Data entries
————
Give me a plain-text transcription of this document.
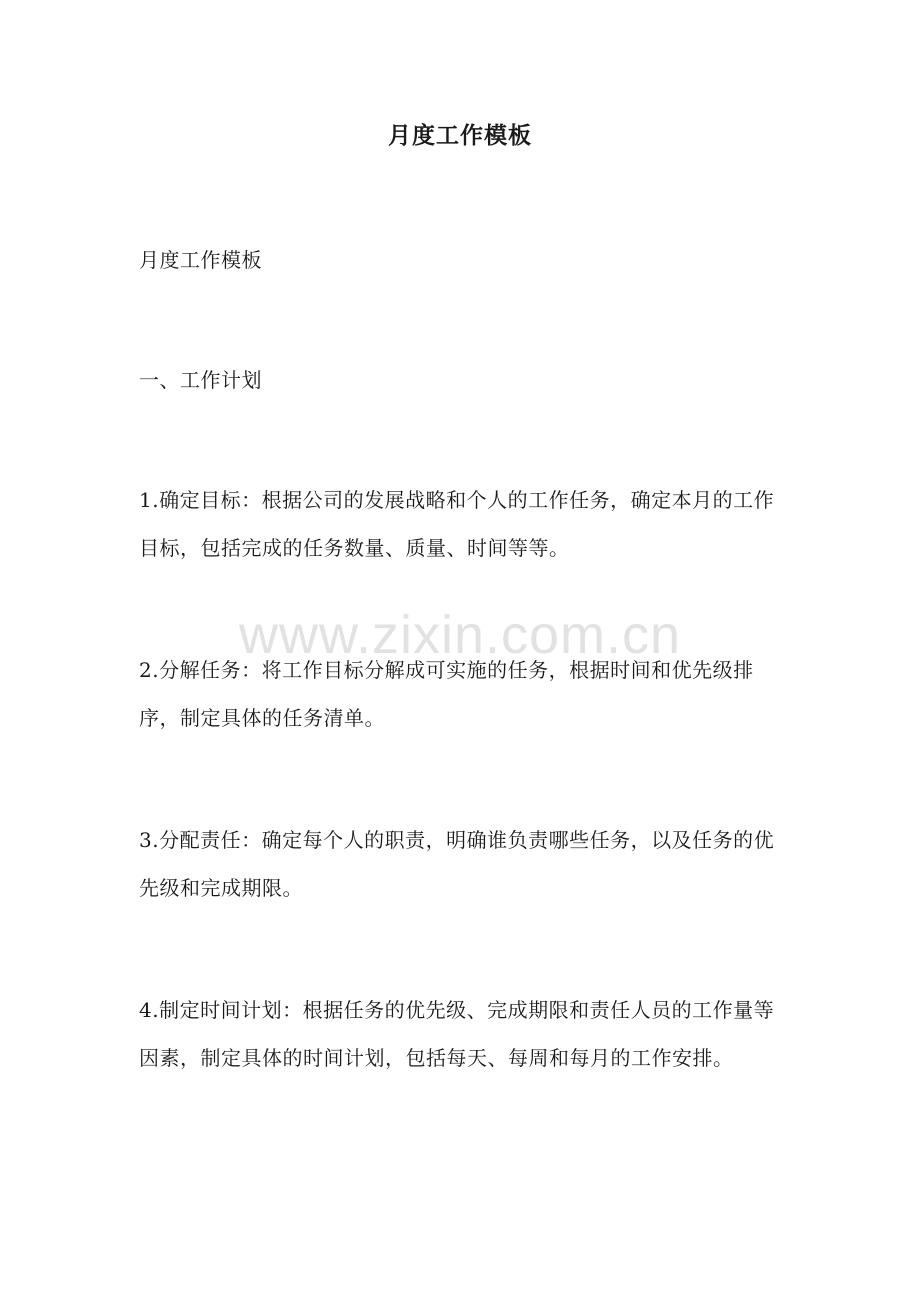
月度工作模板

月度工作模板

一、工作计划

1.确定目标：根据公司的发展战略和个人的工作任务，确定本月的工作目标，包括完成的任务数量、质量、时间等等。

2.分解任务：将工作目标分解成可实施的任务，根据时间和优先级排序，制定具体的任务清单。

3.分配责任：确定每个人的职责，明确谁负责哪些任务，以及任务的优先级和完成期限。

4.制定时间计划：根据任务的优先级、完成期限和责任人员的工作量等因素，制定具体的时间计划，包括每天、每周和每月的工作安排。

www.zixin.com.cn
————
Quote each line of the listing exactly, but leave the pictures out.

Give me a plain-text transcription of this document.
月度工作模板

月度工作模板

一、工作计划

1.确定目标：根据公司的发展战略和个人的工作任务，确定本月的工作目标，包括完成的任务数量、质量、时间等等。

2.分解任务：将工作目标分解成可实施的任务，根据时间和优先级排序，制定具体的任务清单。

3.分配责任：确定每个人的职责，明确谁负责哪些任务，以及任务的优先级和完成期限。

4.制定时间计划：根据任务的优先级、完成期限和责任人员的工作量等因素，制定具体的时间计划，包括每天、每周和每月的工作安排。

www.zixin.com.cn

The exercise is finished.